Task description
Please list all lines of the material below in which the string "title" occurs.

(Dataset records on visual material)
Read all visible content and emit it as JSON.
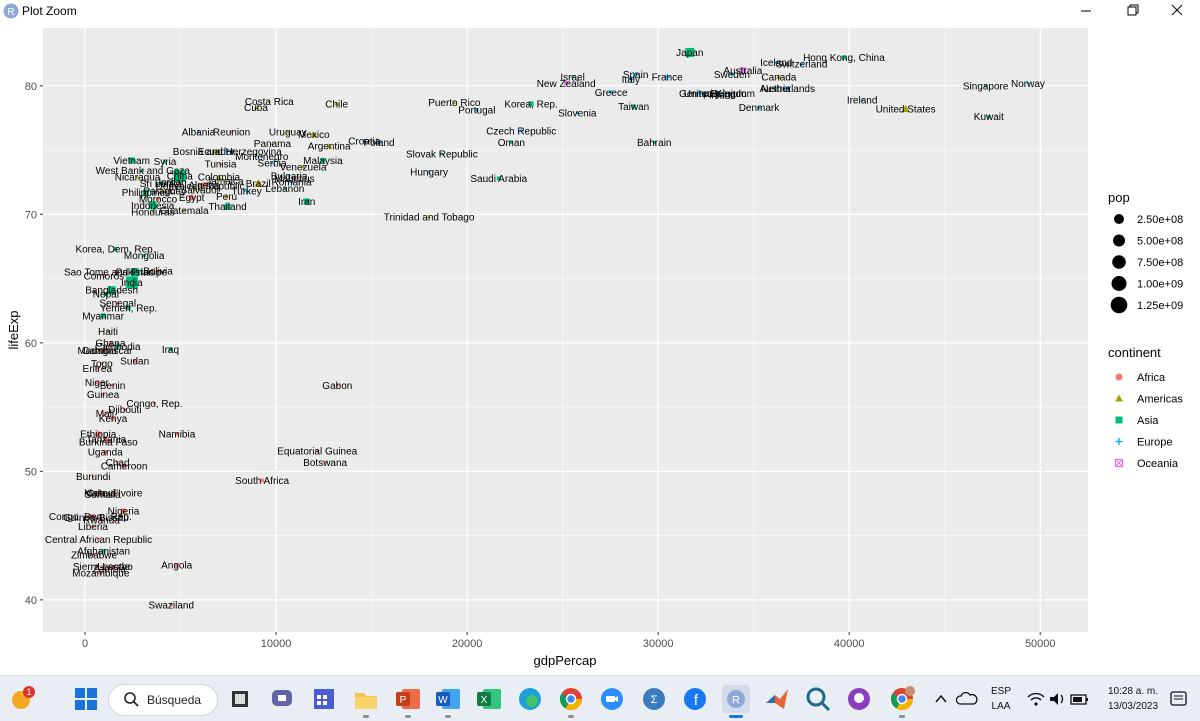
{
  "window": {
    "title": "Plot Zoom"
  },
  "chart_data": {
    "type": "scatter",
    "xlabel": "gdpPercap",
    "ylabel": "lifeExp",
    "xlim": [
      -2200,
      52500
    ],
    "ylim": [
      37.5,
      84.5
    ],
    "x_ticks": [
      0,
      10000,
      20000,
      30000,
      40000,
      50000
    ],
    "y_ticks": [
      40,
      50,
      60,
      70,
      80
    ],
    "grid": true,
    "legend_position": "right",
    "legends": {
      "size": {
        "title": "pop",
        "entries": [
          "2.50e+08",
          "5.00e+08",
          "7.50e+08",
          "1.00e+09",
          "1.25e+09"
        ]
      },
      "color": {
        "title": "continent",
        "entries": [
          {
            "name": "Africa",
            "color": "#F8766D",
            "shape": "circle"
          },
          {
            "name": "Americas",
            "color": "#A3A500",
            "shape": "triangle"
          },
          {
            "name": "Asia",
            "color": "#00BF7D",
            "shape": "square"
          },
          {
            "name": "Europe",
            "color": "#00B0F6",
            "shape": "plus"
          },
          {
            "name": "Oceania",
            "color": "#E76BF3",
            "shape": "boxx"
          }
        ]
      }
    },
    "points": [
      {
        "label": "Japan",
        "x": 31656,
        "y": 82.6,
        "c": "Asia",
        "s": 4.5
      },
      {
        "label": "Hong Kong, China",
        "x": 39725,
        "y": 82.2,
        "c": "Asia",
        "s": 2
      },
      {
        "label": "Iceland",
        "x": 36181,
        "y": 81.8,
        "c": "Europe",
        "s": 1.5
      },
      {
        "label": "Switzerland",
        "x": 37506,
        "y": 81.7,
        "c": "Europe",
        "s": 2
      },
      {
        "label": "Australia",
        "x": 34435,
        "y": 81.2,
        "c": "Oceania",
        "s": 2.5
      },
      {
        "label": "Spain",
        "x": 28821,
        "y": 80.9,
        "c": "Europe",
        "s": 2.5
      },
      {
        "label": "Sweden",
        "x": 33860,
        "y": 80.9,
        "c": "Europe",
        "s": 2
      },
      {
        "label": "Israel",
        "x": 25523,
        "y": 80.7,
        "c": "Asia",
        "s": 1.5
      },
      {
        "label": "France",
        "x": 30470,
        "y": 80.7,
        "c": "Europe",
        "s": 3
      },
      {
        "label": "Canada",
        "x": 36319,
        "y": 80.7,
        "c": "Americas",
        "s": 2.5
      },
      {
        "label": "Italy",
        "x": 28570,
        "y": 80.5,
        "c": "Europe",
        "s": 3
      },
      {
        "label": "New Zealand",
        "x": 25185,
        "y": 80.2,
        "c": "Oceania",
        "s": 1.5
      },
      {
        "label": "Norway",
        "x": 49357,
        "y": 80.2,
        "c": "Europe",
        "s": 1.5
      },
      {
        "label": "Singapore",
        "x": 47143,
        "y": 80.0,
        "c": "Asia",
        "s": 1.5
      },
      {
        "label": "Austria",
        "x": 36126,
        "y": 79.8,
        "c": "Europe",
        "s": 2
      },
      {
        "label": "Netherlands",
        "x": 36798,
        "y": 79.8,
        "c": "Europe",
        "s": 2
      },
      {
        "label": "Greece",
        "x": 27538,
        "y": 79.5,
        "c": "Europe",
        "s": 2
      },
      {
        "label": "Germany",
        "x": 32170,
        "y": 79.4,
        "c": "Europe",
        "s": 3
      },
      {
        "label": "United Kingdom",
        "x": 33203,
        "y": 79.4,
        "c": "Europe",
        "s": 3
      },
      {
        "label": "Finland",
        "x": 33207,
        "y": 79.3,
        "c": "Europe",
        "s": 1.5
      },
      {
        "label": "Belgium",
        "x": 33693,
        "y": 79.4,
        "c": "Europe",
        "s": 2
      },
      {
        "label": "Ireland",
        "x": 40676,
        "y": 78.9,
        "c": "Europe",
        "s": 1.5
      },
      {
        "label": "Puerto Rico",
        "x": 19329,
        "y": 78.7,
        "c": "Americas",
        "s": 1.5
      },
      {
        "label": "Korea, Rep.",
        "x": 23348,
        "y": 78.6,
        "c": "Asia",
        "s": 2.5
      },
      {
        "label": "Costa Rica",
        "x": 9645,
        "y": 78.8,
        "c": "Americas",
        "s": 1.5
      },
      {
        "label": "Chile",
        "x": 13172,
        "y": 78.6,
        "c": "Americas",
        "s": 2
      },
      {
        "label": "Cuba",
        "x": 8948,
        "y": 78.3,
        "c": "Americas",
        "s": 2
      },
      {
        "label": "Portugal",
        "x": 20510,
        "y": 78.1,
        "c": "Europe",
        "s": 2
      },
      {
        "label": "Taiwan",
        "x": 28718,
        "y": 78.4,
        "c": "Asia",
        "s": 2
      },
      {
        "label": "Denmark",
        "x": 35278,
        "y": 78.3,
        "c": "Europe",
        "s": 2
      },
      {
        "label": "Slovenia",
        "x": 25768,
        "y": 77.9,
        "c": "Europe",
        "s": 1.5
      },
      {
        "label": "United States",
        "x": 42952,
        "y": 78.2,
        "c": "Americas",
        "s": 3.5
      },
      {
        "label": "Kuwait",
        "x": 47307,
        "y": 77.6,
        "c": "Asia",
        "s": 1.5
      },
      {
        "label": "Albania",
        "x": 5937,
        "y": 76.4,
        "c": "Europe",
        "s": 1.5
      },
      {
        "label": "Reunion",
        "x": 7670,
        "y": 76.4,
        "c": "Africa",
        "s": 1.5
      },
      {
        "label": "Uruguay",
        "x": 10611,
        "y": 76.4,
        "c": "Americas",
        "s": 1.5
      },
      {
        "label": "Mexico",
        "x": 11978,
        "y": 76.2,
        "c": "Americas",
        "s": 3
      },
      {
        "label": "Czech Republic",
        "x": 22833,
        "y": 76.5,
        "c": "Europe",
        "s": 2
      },
      {
        "label": "Croatia",
        "x": 14619,
        "y": 75.7,
        "c": "Europe",
        "s": 1.5
      },
      {
        "label": "Poland",
        "x": 15390,
        "y": 75.6,
        "c": "Europe",
        "s": 2.5
      },
      {
        "label": "Panama",
        "x": 9809,
        "y": 75.5,
        "c": "Americas",
        "s": 1.5
      },
      {
        "label": "Oman",
        "x": 22316,
        "y": 75.6,
        "c": "Asia",
        "s": 1.5
      },
      {
        "label": "Bahrain",
        "x": 29796,
        "y": 75.6,
        "c": "Asia",
        "s": 1.5
      },
      {
        "label": "Argentina",
        "x": 12779,
        "y": 75.3,
        "c": "Americas",
        "s": 2.5
      },
      {
        "label": "Bosnia and Herzegovina",
        "x": 7446,
        "y": 74.9,
        "c": "Europe",
        "s": 1.5
      },
      {
        "label": "Ecuador",
        "x": 6873,
        "y": 74.9,
        "c": "Americas",
        "s": 2
      },
      {
        "label": "Slovak Republic",
        "x": 18678,
        "y": 74.7,
        "c": "Europe",
        "s": 1.5
      },
      {
        "label": "Montenegro",
        "x": 9254,
        "y": 74.5,
        "c": "Europe",
        "s": 1.5
      },
      {
        "label": "Malaysia",
        "x": 12452,
        "y": 74.2,
        "c": "Asia",
        "s": 2.5
      },
      {
        "label": "Vietnam",
        "x": 2442,
        "y": 74.2,
        "c": "Asia",
        "s": 3
      },
      {
        "label": "Syria",
        "x": 4185,
        "y": 74.1,
        "c": "Asia",
        "s": 2
      },
      {
        "label": "Serbia",
        "x": 9787,
        "y": 74.0,
        "c": "Europe",
        "s": 1.5
      },
      {
        "label": "Tunisia",
        "x": 7093,
        "y": 73.9,
        "c": "Africa",
        "s": 1.5
      },
      {
        "label": "Venezuela",
        "x": 11416,
        "y": 73.7,
        "c": "Americas",
        "s": 2
      },
      {
        "label": "West Bank and Gaza",
        "x": 3025,
        "y": 73.4,
        "c": "Asia",
        "s": 1.5
      },
      {
        "label": "Hungary",
        "x": 18008,
        "y": 73.3,
        "c": "Europe",
        "s": 1.5
      },
      {
        "label": "China",
        "x": 4959,
        "y": 73.0,
        "c": "Asia",
        "s": 6
      },
      {
        "label": "Nicaragua",
        "x": 2749,
        "y": 72.9,
        "c": "Americas",
        "s": 1.5
      },
      {
        "label": "Colombia",
        "x": 7007,
        "y": 72.9,
        "c": "Americas",
        "s": 2.5
      },
      {
        "label": "Bulgaria",
        "x": 10681,
        "y": 73.0,
        "c": "Europe",
        "s": 1.5
      },
      {
        "label": "Romania",
        "x": 10808,
        "y": 72.5,
        "c": "Europe",
        "s": 2
      },
      {
        "label": "Sri Lanka",
        "x": 3970,
        "y": 72.4,
        "c": "Asia",
        "s": 2
      },
      {
        "label": "Saudi Arabia",
        "x": 21655,
        "y": 72.8,
        "c": "Asia",
        "s": 2
      },
      {
        "label": "El Salvador",
        "x": 5728,
        "y": 71.9,
        "c": "Americas",
        "s": 1.5
      },
      {
        "label": "Jamaica",
        "x": 7321,
        "y": 72.6,
        "c": "Americas",
        "s": 1.5
      },
      {
        "label": "Paraguay",
        "x": 4173,
        "y": 71.8,
        "c": "Americas",
        "s": 1.5
      },
      {
        "label": "Brazil",
        "x": 9066,
        "y": 72.4,
        "c": "Americas",
        "s": 3.5
      },
      {
        "label": "Turkey",
        "x": 8458,
        "y": 71.8,
        "c": "Europe",
        "s": 3
      },
      {
        "label": "Lebanon",
        "x": 10461,
        "y": 72.0,
        "c": "Asia",
        "s": 1.5
      },
      {
        "label": "Mauritius",
        "x": 10957,
        "y": 72.8,
        "c": "Africa",
        "s": 1.5
      },
      {
        "label": "Algeria",
        "x": 6223,
        "y": 72.3,
        "c": "Africa",
        "s": 2.5
      },
      {
        "label": "Philippines",
        "x": 3190,
        "y": 71.7,
        "c": "Asia",
        "s": 3
      },
      {
        "label": "Dominican Republic",
        "x": 6025,
        "y": 72.2,
        "c": "Americas",
        "s": 1.5
      },
      {
        "label": "Jordan",
        "x": 4519,
        "y": 72.5,
        "c": "Asia",
        "s": 1.5
      },
      {
        "label": "Egypt",
        "x": 5581,
        "y": 71.3,
        "c": "Africa",
        "s": 3
      },
      {
        "label": "Peru",
        "x": 7409,
        "y": 71.4,
        "c": "Americas",
        "s": 2
      },
      {
        "label": "Morocco",
        "x": 3820,
        "y": 71.2,
        "c": "Africa",
        "s": 2
      },
      {
        "label": "Iran",
        "x": 11606,
        "y": 71.0,
        "c": "Asia",
        "s": 3
      },
      {
        "label": "Indonesia",
        "x": 3541,
        "y": 70.7,
        "c": "Asia",
        "s": 4
      },
      {
        "label": "Thailand",
        "x": 7458,
        "y": 70.6,
        "c": "Asia",
        "s": 3
      },
      {
        "label": "Honduras",
        "x": 3548,
        "y": 70.2,
        "c": "Americas",
        "s": 1.5
      },
      {
        "label": "Guatemala",
        "x": 5186,
        "y": 70.3,
        "c": "Americas",
        "s": 1.5
      },
      {
        "label": "Trinidad and Tobago",
        "x": 18009,
        "y": 69.8,
        "c": "Americas",
        "s": 1.5
      },
      {
        "label": "Korea, Dem. Rep.",
        "x": 1593,
        "y": 67.3,
        "c": "Asia",
        "s": 2
      },
      {
        "label": "Mongolia",
        "x": 3096,
        "y": 66.8,
        "c": "Asia",
        "s": 1.5
      },
      {
        "label": "Bolivia",
        "x": 3822,
        "y": 65.6,
        "c": "Americas",
        "s": 1.5
      },
      {
        "label": "Pakistan",
        "x": 2606,
        "y": 65.5,
        "c": "Asia",
        "s": 4
      },
      {
        "label": "Sao Tome and Principe",
        "x": 1598,
        "y": 65.5,
        "c": "Africa",
        "s": 1.5
      },
      {
        "label": "Comoros",
        "x": 986,
        "y": 65.2,
        "c": "Africa",
        "s": 1.5
      },
      {
        "label": "India",
        "x": 2452,
        "y": 64.7,
        "c": "Asia",
        "s": 6
      },
      {
        "label": "Bangladesh",
        "x": 1391,
        "y": 64.1,
        "c": "Asia",
        "s": 4
      },
      {
        "label": "Nepal",
        "x": 1091,
        "y": 63.8,
        "c": "Asia",
        "s": 2
      },
      {
        "label": "Senegal",
        "x": 1712,
        "y": 63.1,
        "c": "Africa",
        "s": 1.5
      },
      {
        "label": "Yemen, Rep.",
        "x": 2281,
        "y": 62.7,
        "c": "Asia",
        "s": 2
      },
      {
        "label": "Myanmar",
        "x": 944,
        "y": 62.1,
        "c": "Asia",
        "s": 2.5
      },
      {
        "label": "Haiti",
        "x": 1202,
        "y": 60.9,
        "c": "Americas",
        "s": 1.5
      },
      {
        "label": "Ghana",
        "x": 1328,
        "y": 60.0,
        "c": "Africa",
        "s": 2
      },
      {
        "label": "Cambodia",
        "x": 1714,
        "y": 59.7,
        "c": "Asia",
        "s": 2
      },
      {
        "label": "Madagascar",
        "x": 1044,
        "y": 59.4,
        "c": "Africa",
        "s": 2
      },
      {
        "label": "Gambia",
        "x": 753,
        "y": 59.4,
        "c": "Africa",
        "s": 1.5
      },
      {
        "label": "Iraq",
        "x": 4471,
        "y": 59.5,
        "c": "Asia",
        "s": 2
      },
      {
        "label": "Sudan",
        "x": 2602,
        "y": 58.6,
        "c": "Africa",
        "s": 2
      },
      {
        "label": "Togo",
        "x": 883,
        "y": 58.4,
        "c": "Africa",
        "s": 1.5
      },
      {
        "label": "Eritrea",
        "x": 641,
        "y": 58.0,
        "c": "Africa",
        "s": 1.5
      },
      {
        "label": "Niger",
        "x": 620,
        "y": 56.9,
        "c": "Africa",
        "s": 1.5
      },
      {
        "label": "Benin",
        "x": 1441,
        "y": 56.7,
        "c": "Africa",
        "s": 1.5
      },
      {
        "label": "Gabon",
        "x": 13206,
        "y": 56.7,
        "c": "Africa",
        "s": 1.5
      },
      {
        "label": "Guinea",
        "x": 943,
        "y": 56.0,
        "c": "Africa",
        "s": 1.5
      },
      {
        "label": "Congo, Rep.",
        "x": 3633,
        "y": 55.3,
        "c": "Africa",
        "s": 1.5
      },
      {
        "label": "Mali",
        "x": 1042,
        "y": 54.5,
        "c": "Africa",
        "s": 1.5
      },
      {
        "label": "Djibouti",
        "x": 2082,
        "y": 54.8,
        "c": "Africa",
        "s": 1.5
      },
      {
        "label": "Kenya",
        "x": 1463,
        "y": 54.1,
        "c": "Africa",
        "s": 2
      },
      {
        "label": "Ethiopia",
        "x": 690,
        "y": 52.9,
        "c": "Africa",
        "s": 3
      },
      {
        "label": "Namibia",
        "x": 4811,
        "y": 52.9,
        "c": "Africa",
        "s": 1.5
      },
      {
        "label": "Tanzania",
        "x": 1107,
        "y": 52.5,
        "c": "Africa",
        "s": 2
      },
      {
        "label": "Burkina Faso",
        "x": 1217,
        "y": 52.3,
        "c": "Africa",
        "s": 1.5
      },
      {
        "label": "Uganda",
        "x": 1056,
        "y": 51.5,
        "c": "Africa",
        "s": 2
      },
      {
        "label": "Equatorial Guinea",
        "x": 12154,
        "y": 51.6,
        "c": "Africa",
        "s": 1.5
      },
      {
        "label": "Botswana",
        "x": 12570,
        "y": 50.7,
        "c": "Africa",
        "s": 1.5
      },
      {
        "label": "Chad",
        "x": 1704,
        "y": 50.7,
        "c": "Africa",
        "s": 1.5
      },
      {
        "label": "Cameroon",
        "x": 2042,
        "y": 50.4,
        "c": "Africa",
        "s": 2
      },
      {
        "label": "Burundi",
        "x": 430,
        "y": 49.6,
        "c": "Africa",
        "s": 1.5
      },
      {
        "label": "South Africa",
        "x": 9270,
        "y": 49.3,
        "c": "Africa",
        "s": 2
      },
      {
        "label": "Cote d'Ivoire",
        "x": 1545,
        "y": 48.3,
        "c": "Africa",
        "s": 2
      },
      {
        "label": "Somalia",
        "x": 926,
        "y": 48.2,
        "c": "Africa",
        "s": 1.5
      },
      {
        "label": "Nigeria",
        "x": 2014,
        "y": 46.9,
        "c": "Africa",
        "s": 3
      },
      {
        "label": "Congo, Dem. Rep.",
        "x": 278,
        "y": 46.5,
        "c": "Africa",
        "s": 2.5
      },
      {
        "label": "Guinea-Bissau",
        "x": 579,
        "y": 46.4,
        "c": "Africa",
        "s": 1.5
      },
      {
        "label": "Malawi",
        "x": 759,
        "y": 48.3,
        "c": "Africa",
        "s": 1.5
      },
      {
        "label": "Rwanda",
        "x": 863,
        "y": 46.2,
        "c": "Africa",
        "s": 1.5
      },
      {
        "label": "Mozambique",
        "x": 824,
        "y": 42.1,
        "c": "Africa",
        "s": 2
      },
      {
        "label": "Liberia",
        "x": 415,
        "y": 45.7,
        "c": "Africa",
        "s": 1.5
      },
      {
        "label": "Central African Republic",
        "x": 706,
        "y": 44.7,
        "c": "Africa",
        "s": 1.5
      },
      {
        "label": "Afghanistan",
        "x": 975,
        "y": 43.8,
        "c": "Asia",
        "s": 2
      },
      {
        "label": "Zimbabwe",
        "x": 470,
        "y": 43.5,
        "c": "Africa",
        "s": 1.5
      },
      {
        "label": "Sierra Leone",
        "x": 863,
        "y": 42.6,
        "c": "Africa",
        "s": 1.5
      },
      {
        "label": "Lesotho",
        "x": 1569,
        "y": 42.6,
        "c": "Africa",
        "s": 1.5
      },
      {
        "label": "Zambia",
        "x": 1271,
        "y": 42.4,
        "c": "Africa",
        "s": 1.5
      },
      {
        "label": "Angola",
        "x": 4797,
        "y": 42.7,
        "c": "Africa",
        "s": 2
      },
      {
        "label": "Swaziland",
        "x": 4513,
        "y": 39.6,
        "c": "Africa",
        "s": 1.5
      }
    ]
  },
  "taskbar": {
    "notification_count": "1",
    "search_label": "Búsqueda",
    "lang_line1": "ESP",
    "lang_line2": "LAA",
    "time": "10:28 a. m.",
    "date": "13/03/2023"
  }
}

Exercise answer
    "title": "Plot Zoom"
        "title": "pop",
        "title": "continent",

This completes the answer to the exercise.